• **Prompt**:
Copy each line below that includes "ylabel".

┌────────

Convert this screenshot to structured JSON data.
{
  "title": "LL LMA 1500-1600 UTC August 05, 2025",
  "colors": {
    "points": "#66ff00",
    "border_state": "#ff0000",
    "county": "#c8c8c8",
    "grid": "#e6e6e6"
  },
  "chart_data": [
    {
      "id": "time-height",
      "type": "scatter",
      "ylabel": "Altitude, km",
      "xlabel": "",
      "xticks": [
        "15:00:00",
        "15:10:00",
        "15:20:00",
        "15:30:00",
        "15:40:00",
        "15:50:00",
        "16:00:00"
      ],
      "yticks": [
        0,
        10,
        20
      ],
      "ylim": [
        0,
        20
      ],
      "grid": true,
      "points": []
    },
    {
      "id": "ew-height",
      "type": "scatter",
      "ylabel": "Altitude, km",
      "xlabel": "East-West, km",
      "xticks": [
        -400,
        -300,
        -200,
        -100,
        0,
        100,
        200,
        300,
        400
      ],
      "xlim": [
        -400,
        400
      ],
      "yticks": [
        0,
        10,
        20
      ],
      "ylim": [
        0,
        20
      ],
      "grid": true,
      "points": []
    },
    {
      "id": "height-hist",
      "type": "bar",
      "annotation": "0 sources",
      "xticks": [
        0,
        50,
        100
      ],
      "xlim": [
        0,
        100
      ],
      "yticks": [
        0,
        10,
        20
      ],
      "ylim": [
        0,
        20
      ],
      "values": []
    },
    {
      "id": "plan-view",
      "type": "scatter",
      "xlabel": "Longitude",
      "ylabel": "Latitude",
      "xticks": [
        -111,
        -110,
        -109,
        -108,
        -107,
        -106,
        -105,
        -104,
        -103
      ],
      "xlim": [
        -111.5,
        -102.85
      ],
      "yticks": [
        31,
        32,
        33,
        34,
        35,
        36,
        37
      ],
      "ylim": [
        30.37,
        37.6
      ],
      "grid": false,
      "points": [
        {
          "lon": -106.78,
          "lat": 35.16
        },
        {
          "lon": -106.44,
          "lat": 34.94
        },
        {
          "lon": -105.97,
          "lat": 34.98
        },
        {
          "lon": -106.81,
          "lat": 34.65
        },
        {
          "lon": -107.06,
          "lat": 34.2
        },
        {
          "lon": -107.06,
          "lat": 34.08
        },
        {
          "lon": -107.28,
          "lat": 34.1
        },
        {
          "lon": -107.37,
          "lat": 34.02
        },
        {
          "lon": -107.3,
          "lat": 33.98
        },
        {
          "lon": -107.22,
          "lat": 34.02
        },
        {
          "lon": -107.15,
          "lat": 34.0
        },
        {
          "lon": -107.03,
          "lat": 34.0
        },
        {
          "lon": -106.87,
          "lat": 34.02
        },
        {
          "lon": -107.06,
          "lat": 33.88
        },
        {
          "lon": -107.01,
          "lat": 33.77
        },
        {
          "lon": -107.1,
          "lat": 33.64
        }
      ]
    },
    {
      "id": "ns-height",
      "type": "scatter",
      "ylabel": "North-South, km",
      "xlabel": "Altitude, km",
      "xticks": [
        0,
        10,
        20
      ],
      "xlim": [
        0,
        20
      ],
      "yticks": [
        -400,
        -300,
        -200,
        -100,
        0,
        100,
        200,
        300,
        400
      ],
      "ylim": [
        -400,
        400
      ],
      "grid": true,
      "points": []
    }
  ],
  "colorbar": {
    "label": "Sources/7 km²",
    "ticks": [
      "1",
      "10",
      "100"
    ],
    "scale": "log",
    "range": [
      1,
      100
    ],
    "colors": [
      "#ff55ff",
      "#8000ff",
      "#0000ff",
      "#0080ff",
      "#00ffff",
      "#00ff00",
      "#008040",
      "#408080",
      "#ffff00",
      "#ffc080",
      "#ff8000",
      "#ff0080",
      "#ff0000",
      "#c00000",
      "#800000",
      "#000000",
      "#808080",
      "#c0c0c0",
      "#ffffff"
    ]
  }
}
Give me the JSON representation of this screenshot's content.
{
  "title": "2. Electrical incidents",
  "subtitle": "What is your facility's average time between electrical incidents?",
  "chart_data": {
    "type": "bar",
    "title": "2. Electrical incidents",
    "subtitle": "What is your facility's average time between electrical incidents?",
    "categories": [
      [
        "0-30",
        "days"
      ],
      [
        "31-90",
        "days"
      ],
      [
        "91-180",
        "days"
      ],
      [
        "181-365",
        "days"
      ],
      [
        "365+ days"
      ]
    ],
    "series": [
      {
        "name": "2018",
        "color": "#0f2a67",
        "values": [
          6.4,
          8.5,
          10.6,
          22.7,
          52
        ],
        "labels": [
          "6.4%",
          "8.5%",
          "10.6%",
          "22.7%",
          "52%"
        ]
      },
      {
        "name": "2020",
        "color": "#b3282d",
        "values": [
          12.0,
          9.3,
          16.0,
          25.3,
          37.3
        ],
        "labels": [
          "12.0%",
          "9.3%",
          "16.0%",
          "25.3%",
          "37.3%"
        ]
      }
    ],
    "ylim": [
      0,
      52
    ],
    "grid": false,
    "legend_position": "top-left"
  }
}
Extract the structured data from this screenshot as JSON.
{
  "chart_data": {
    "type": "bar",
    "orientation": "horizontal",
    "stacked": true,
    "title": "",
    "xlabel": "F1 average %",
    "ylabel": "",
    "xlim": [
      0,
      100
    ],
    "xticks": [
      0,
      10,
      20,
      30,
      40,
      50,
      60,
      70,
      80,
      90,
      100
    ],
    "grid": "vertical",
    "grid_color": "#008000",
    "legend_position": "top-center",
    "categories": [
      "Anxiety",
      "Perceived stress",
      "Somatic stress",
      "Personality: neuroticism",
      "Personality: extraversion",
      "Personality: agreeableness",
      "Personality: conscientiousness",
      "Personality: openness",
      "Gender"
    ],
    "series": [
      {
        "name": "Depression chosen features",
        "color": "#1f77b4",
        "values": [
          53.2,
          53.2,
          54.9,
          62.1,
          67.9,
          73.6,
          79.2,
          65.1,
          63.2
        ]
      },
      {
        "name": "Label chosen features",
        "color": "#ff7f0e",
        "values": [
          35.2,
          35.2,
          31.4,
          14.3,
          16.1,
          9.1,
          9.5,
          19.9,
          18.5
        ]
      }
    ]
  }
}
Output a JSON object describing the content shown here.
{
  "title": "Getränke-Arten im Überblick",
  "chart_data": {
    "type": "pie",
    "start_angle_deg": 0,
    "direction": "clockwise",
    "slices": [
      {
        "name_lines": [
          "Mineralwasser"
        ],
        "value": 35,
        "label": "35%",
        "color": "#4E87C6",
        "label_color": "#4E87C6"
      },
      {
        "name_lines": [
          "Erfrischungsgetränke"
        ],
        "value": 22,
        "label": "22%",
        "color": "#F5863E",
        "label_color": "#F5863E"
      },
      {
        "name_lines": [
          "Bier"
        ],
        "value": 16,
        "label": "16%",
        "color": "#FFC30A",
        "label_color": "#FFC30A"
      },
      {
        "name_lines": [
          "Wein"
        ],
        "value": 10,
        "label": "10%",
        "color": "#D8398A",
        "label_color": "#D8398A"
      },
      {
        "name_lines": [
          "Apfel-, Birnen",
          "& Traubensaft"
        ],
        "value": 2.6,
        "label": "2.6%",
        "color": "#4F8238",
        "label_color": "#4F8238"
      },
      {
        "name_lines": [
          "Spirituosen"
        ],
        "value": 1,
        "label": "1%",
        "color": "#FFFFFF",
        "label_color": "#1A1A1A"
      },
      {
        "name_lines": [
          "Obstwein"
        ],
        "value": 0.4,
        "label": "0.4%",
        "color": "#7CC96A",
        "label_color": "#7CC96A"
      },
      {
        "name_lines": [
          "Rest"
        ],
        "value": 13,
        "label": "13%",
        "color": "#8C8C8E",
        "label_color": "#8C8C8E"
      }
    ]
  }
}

└────────

• **Solution to this task**:
      "ylabel": "Altitude, km",
      "ylabel": "Altitude, km",
      "ylabel": "Latitude",
      "ylabel": "North-South, km",
    "ylabel": "",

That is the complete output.